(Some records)

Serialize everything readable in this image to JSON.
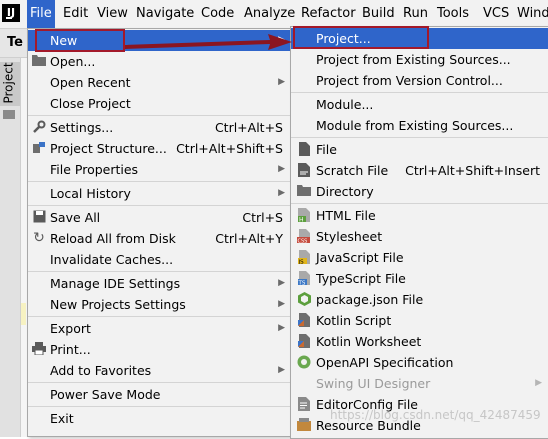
{
  "menubar": {
    "app_icon_text": "IJ",
    "items": [
      "File",
      "Edit",
      "View",
      "Navigate",
      "Code",
      "Analyze",
      "Refactor",
      "Build",
      "Run",
      "Tools",
      "VCS",
      "Windo"
    ],
    "background_tab_fragment": "Te",
    "side_tab_label": "Project"
  },
  "file_menu": {
    "items": [
      {
        "label": "New",
        "shortcut": "",
        "submenu": true,
        "icon": ""
      },
      {
        "label": "Open...",
        "shortcut": "",
        "submenu": false,
        "icon": "folder-icon"
      },
      {
        "label": "Open Recent",
        "shortcut": "",
        "submenu": true,
        "icon": ""
      },
      {
        "label": "Close Project",
        "shortcut": "",
        "submenu": false,
        "icon": ""
      },
      {
        "label": "Settings...",
        "shortcut": "Ctrl+Alt+S",
        "submenu": false,
        "icon": "wrench-icon"
      },
      {
        "label": "Project Structure...",
        "shortcut": "Ctrl+Alt+Shift+S",
        "submenu": false,
        "icon": "project-structure-icon"
      },
      {
        "label": "File Properties",
        "shortcut": "",
        "submenu": true,
        "icon": ""
      },
      {
        "label": "Local History",
        "shortcut": "",
        "submenu": true,
        "icon": ""
      },
      {
        "label": "Save All",
        "shortcut": "Ctrl+S",
        "submenu": false,
        "icon": "save-icon"
      },
      {
        "label": "Reload All from Disk",
        "shortcut": "Ctrl+Alt+Y",
        "submenu": false,
        "icon": "reload-icon"
      },
      {
        "label": "Invalidate Caches...",
        "shortcut": "",
        "submenu": false,
        "icon": ""
      },
      {
        "label": "Manage IDE Settings",
        "shortcut": "",
        "submenu": true,
        "icon": ""
      },
      {
        "label": "New Projects Settings",
        "shortcut": "",
        "submenu": true,
        "icon": ""
      },
      {
        "label": "Export",
        "shortcut": "",
        "submenu": true,
        "icon": ""
      },
      {
        "label": "Print...",
        "shortcut": "",
        "submenu": false,
        "icon": "print-icon"
      },
      {
        "label": "Add to Favorites",
        "shortcut": "",
        "submenu": true,
        "icon": ""
      },
      {
        "label": "Power Save Mode",
        "shortcut": "",
        "submenu": false,
        "icon": ""
      },
      {
        "label": "Exit",
        "shortcut": "",
        "submenu": false,
        "icon": ""
      }
    ]
  },
  "new_menu": {
    "items": [
      {
        "label": "Project...",
        "shortcut": "",
        "icon": "",
        "disabled": false
      },
      {
        "label": "Project from Existing Sources...",
        "shortcut": "",
        "icon": "",
        "disabled": false
      },
      {
        "label": "Project from Version Control...",
        "shortcut": "",
        "icon": "",
        "disabled": false
      },
      {
        "label": "Module...",
        "shortcut": "",
        "icon": "",
        "disabled": false
      },
      {
        "label": "Module from Existing Sources...",
        "shortcut": "",
        "icon": "",
        "disabled": false
      },
      {
        "label": "File",
        "shortcut": "",
        "icon": "file-icon",
        "disabled": false
      },
      {
        "label": "Scratch File",
        "shortcut": "Ctrl+Alt+Shift+Insert",
        "icon": "scratch-file-icon",
        "disabled": false
      },
      {
        "label": "Directory",
        "shortcut": "",
        "icon": "directory-icon",
        "disabled": false
      },
      {
        "label": "HTML File",
        "shortcut": "",
        "icon": "html-file-icon",
        "disabled": false
      },
      {
        "label": "Stylesheet",
        "shortcut": "",
        "icon": "css-file-icon",
        "disabled": false
      },
      {
        "label": "JavaScript File",
        "shortcut": "",
        "icon": "javascript-file-icon",
        "disabled": false
      },
      {
        "label": "TypeScript File",
        "shortcut": "",
        "icon": "typescript-file-icon",
        "disabled": false
      },
      {
        "label": "package.json File",
        "shortcut": "",
        "icon": "package-json-icon",
        "disabled": false
      },
      {
        "label": "Kotlin Script",
        "shortcut": "",
        "icon": "kotlin-script-icon",
        "disabled": false
      },
      {
        "label": "Kotlin Worksheet",
        "shortcut": "",
        "icon": "kotlin-worksheet-icon",
        "disabled": false
      },
      {
        "label": "OpenAPI Specification",
        "shortcut": "",
        "icon": "openapi-icon",
        "disabled": false
      },
      {
        "label": "Swing UI Designer",
        "shortcut": "",
        "icon": "",
        "disabled": true
      },
      {
        "label": "EditorConfig File",
        "shortcut": "",
        "icon": "editorconfig-icon",
        "disabled": false
      },
      {
        "label": "Resource Bundle",
        "shortcut": "",
        "icon": "resource-bundle-icon",
        "disabled": false
      }
    ]
  },
  "watermark": "https://blog.csdn.net/qq_42487459",
  "colors": {
    "highlight": "#2f65ca",
    "menu_background": "#f2f2f2",
    "annotation_red": "#a3192a"
  }
}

To be done: Search the data for "package". Copy every line that has it.

Output of the task:
        "label": "package.json File",
        "icon": "package-json-icon",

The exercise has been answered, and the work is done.